[Start of EXERCISE INPUT]

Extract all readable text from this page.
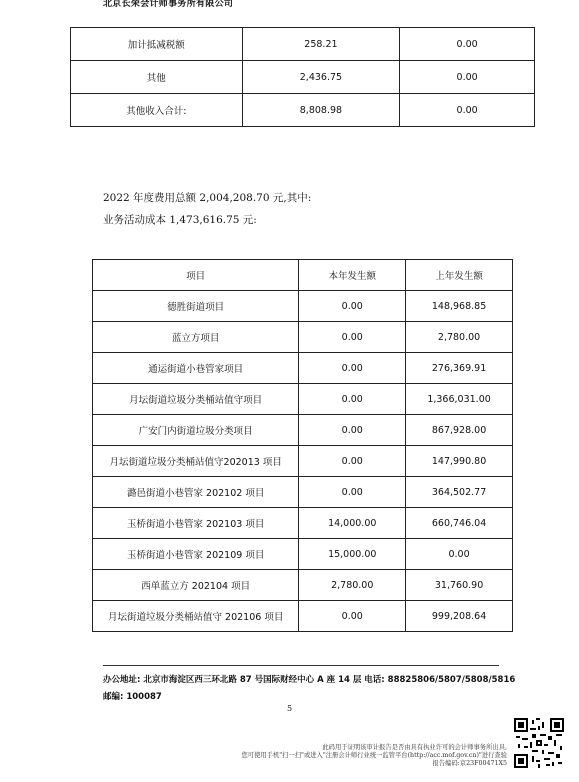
北京长荣会计师事务所有限公司
加计抵减税额	258.21	0.00
其他	2,436.75	0.00
其他收入合计:	8,808.98	0.00
2022 年度费用总额 2,004,208.70 元,其中:
业务活动成本 1,473,616.75 元:
项目	本年发生额	上年发生额
德胜街道项目	0.00	148,968.85
蓝立方项目	0.00	2,780.00
通运街道小巷管家项目	0.00	276,369.91
月坛街道垃圾分类桶站值守项目	0.00	1,366,031.00
广安门内街道垃圾分类项目	0.00	867,928.00
月坛街道垃圾分类桶站值守202013 项目	0.00	147,990.80
潞邑街道小巷管家 202102 项目	0.00	364,502.77
玉桥街道小巷管家 202103 项目	14,000.00	660,746.04
玉桥街道小巷管家 202109 项目	15,000.00	0.00
西单蓝立方 202104 项目	2,780.00	31,760.90
月坛街道垃圾分类桶站值守 202106 项目	0.00	999,208.64
办公地址: 北京市海淀区西三环北路 87 号国际财经中心 A 座 14 层 电话: 88825806/5807/5808/5816
邮编: 100087
5
此码用于证明该审计报告是否由具有执业许可的会计师事务所出具,
您可使用手机"扫一扫"或进入"注册会计师行业统一监管平台(http://acc.mof.gov.cn)"进行查验
报告编码:京23F00471X5
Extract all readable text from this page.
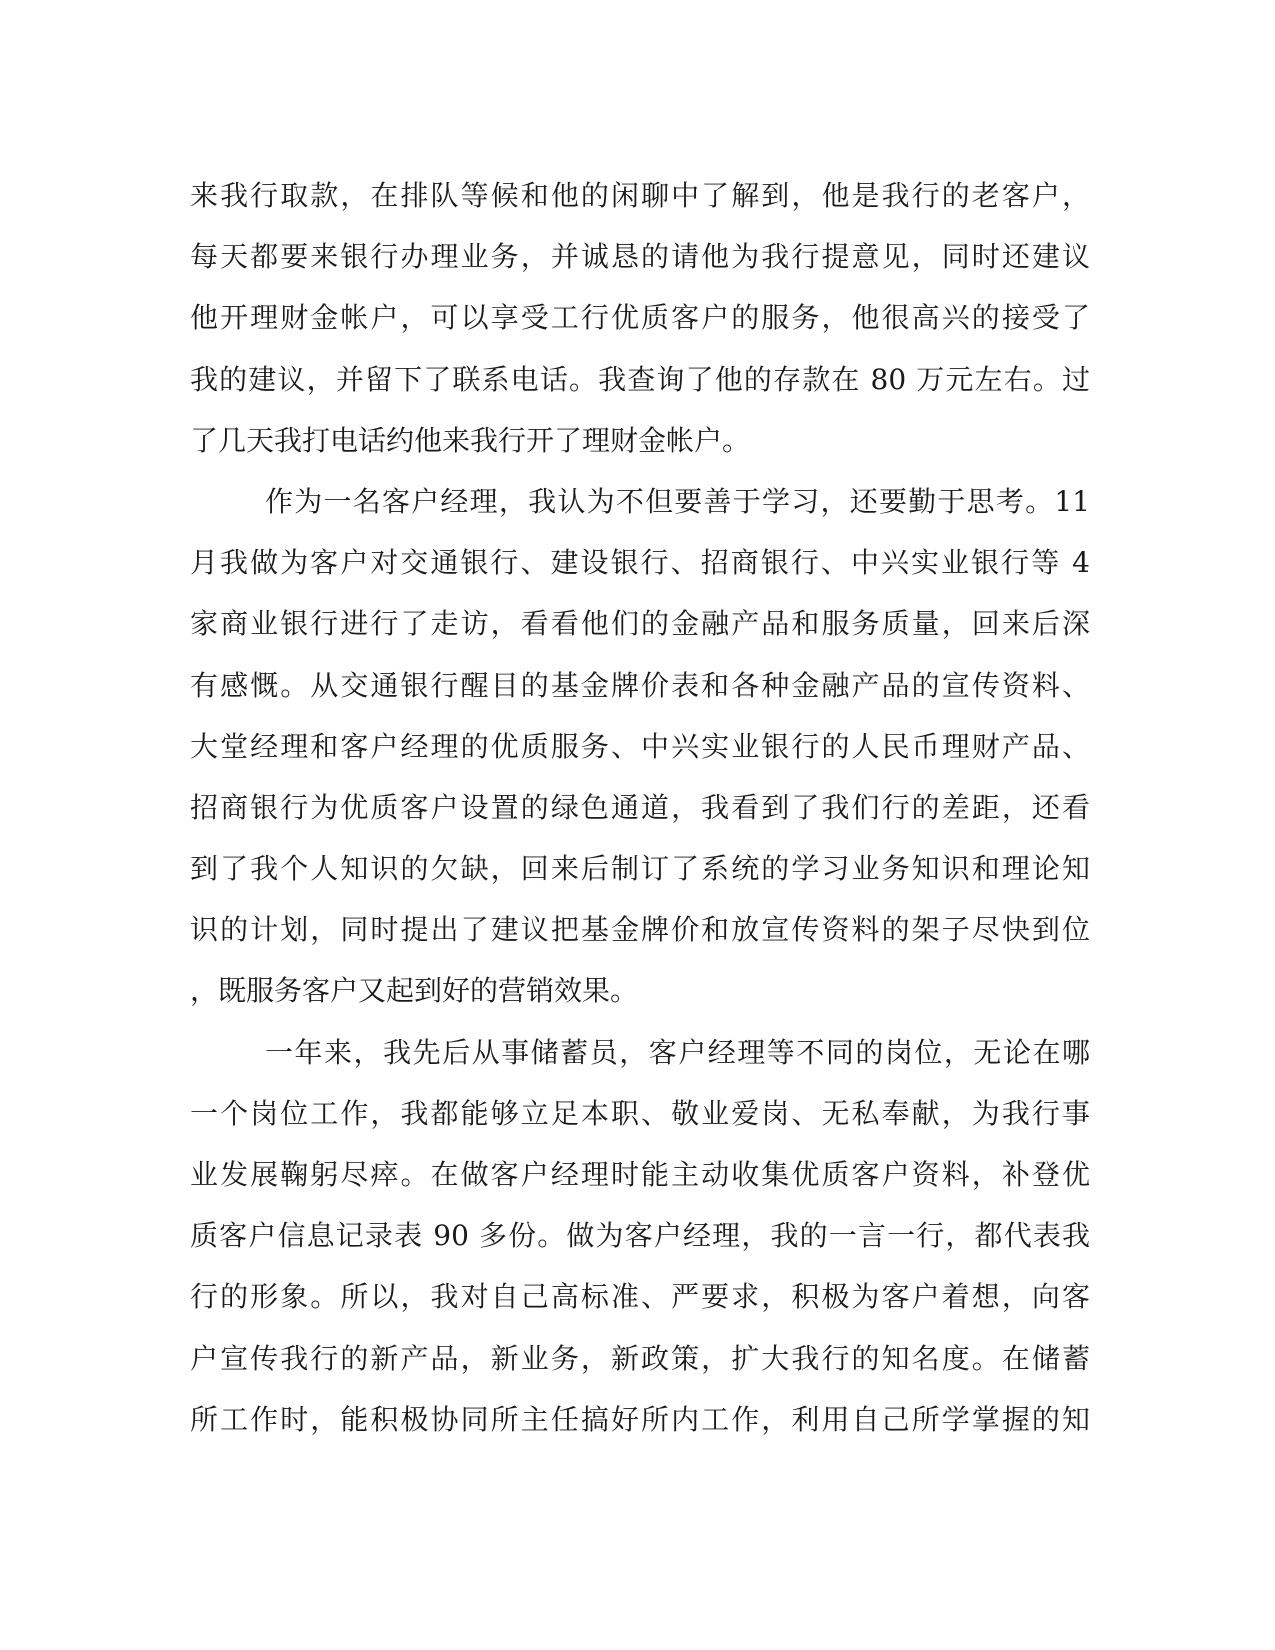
来我行取款，在排队等候和他的闲聊中了解到，他是我行的老客户，
每天都要来银行办理业务，并诚恳的请他为我行提意见，同时还建议
他开理财金帐户，可以享受工行优质客户的服务，他很高兴的接受了
我的建议，并留下了联系电话。我查询了他的存款在 80 万元左右。过
了几天我打电话约他来我行开了理财金帐户。
作为一名客户经理，我认为不但要善于学习，还要勤于思考。11
月我做为客户对交通银行、建设银行、招商银行、中兴实业银行等 4
家商业银行进行了走访，看看他们的金融产品和服务质量，回来后深
有感慨。从交通银行醒目的基金牌价表和各种金融产品的宣传资料、
大堂经理和客户经理的优质服务、中兴实业银行的人民币理财产品、
招商银行为优质客户设置的绿色通道，我看到了我们行的差距，还看
到了我个人知识的欠缺，回来后制订了系统的学习业务知识和理论知
识的计划，同时提出了建议把基金牌价和放宣传资料的架子尽快到位
，既服务客户又起到好的营销效果。
一年来，我先后从事储蓄员，客户经理等不同的岗位，无论在哪
一个岗位工作，我都能够立足本职、敬业爱岗、无私奉献，为我行事
业发展鞠躬尽瘁。在做客户经理时能主动收集优质客户资料，补登优
质客户信息记录表 90 多份。做为客户经理，我的一言一行，都代表我
行的形象。所以，我对自己高标准、严要求，积极为客户着想，向客
户宣传我行的新产品，新业务，新政策，扩大我行的知名度。在储蓄
所工作时，能积极协同所主任搞好所内工作，利用自己所学掌握的知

[End of EXERCISE INPUT]

= EXERCISE GOAL =
Copy the whole of the material above exactly, but not its images.

= FINAL RESULT =
Extract all readable text from this page.
北京长荣会计师事务所有限公司
加计抵减税额	258.21	0.00
其他	2,436.75	0.00
其他收入合计:	8,808.98	0.00
2022 年度费用总额 2,004,208.70 元,其中:
业务活动成本 1,473,616.75 元:
项目	本年发生额	上年发生额
德胜街道项目	0.00	148,968.85
蓝立方项目	0.00	2,780.00
通运街道小巷管家项目	0.00	276,369.91
月坛街道垃圾分类桶站值守项目	0.00	1,366,031.00
广安门内街道垃圾分类项目	0.00	867,928.00
月坛街道垃圾分类桶站值守202013 项目	0.00	147,990.80
潞邑街道小巷管家 202102 项目	0.00	364,502.77
玉桥街道小巷管家 202103 项目	14,000.00	660,746.04
玉桥街道小巷管家 202109 项目	15,000.00	0.00
西单蓝立方 202104 项目	2,780.00	31,760.90
月坛街道垃圾分类桶站值守 202106 项目	0.00	999,208.64
办公地址: 北京市海淀区西三环北路 87 号国际财经中心 A 座 14 层 电话: 88825806/5807/5808/5816
邮编: 100087
5
此码用于证明该审计报告是否由具有执业许可的会计师事务所出具,
您可使用手机"扫一扫"或进入"注册会计师行业统一监管平台(http://acc.mof.gov.cn)"进行查验
报告编码:京23F00471X5
Extract all readable text from this page.
来我行取款，在排队等候和他的闲聊中了解到，他是我行的老客户，
每天都要来银行办理业务，并诚恳的请他为我行提意见，同时还建议
他开理财金帐户，可以享受工行优质客户的服务，他很高兴的接受了
我的建议，并留下了联系电话。我查询了他的存款在 80 万元左右。过
了几天我打电话约他来我行开了理财金帐户。
作为一名客户经理，我认为不但要善于学习，还要勤于思考。11
月我做为客户对交通银行、建设银行、招商银行、中兴实业银行等 4
家商业银行进行了走访，看看他们的金融产品和服务质量，回来后深
有感慨。从交通银行醒目的基金牌价表和各种金融产品的宣传资料、
大堂经理和客户经理的优质服务、中兴实业银行的人民币理财产品、
招商银行为优质客户设置的绿色通道，我看到了我们行的差距，还看
到了我个人知识的欠缺，回来后制订了系统的学习业务知识和理论知
识的计划，同时提出了建议把基金牌价和放宣传资料的架子尽快到位
，既服务客户又起到好的营销效果。
一年来，我先后从事储蓄员，客户经理等不同的岗位，无论在哪
一个岗位工作，我都能够立足本职、敬业爱岗、无私奉献，为我行事
业发展鞠躬尽瘁。在做客户经理时能主动收集优质客户资料，补登优
质客户信息记录表 90 多份。做为客户经理，我的一言一行，都代表我
行的形象。所以，我对自己高标准、严要求，积极为客户着想，向客
户宣传我行的新产品，新业务，新政策，扩大我行的知名度。在储蓄
所工作时，能积极协同所主任搞好所内工作，利用自己所学掌握的知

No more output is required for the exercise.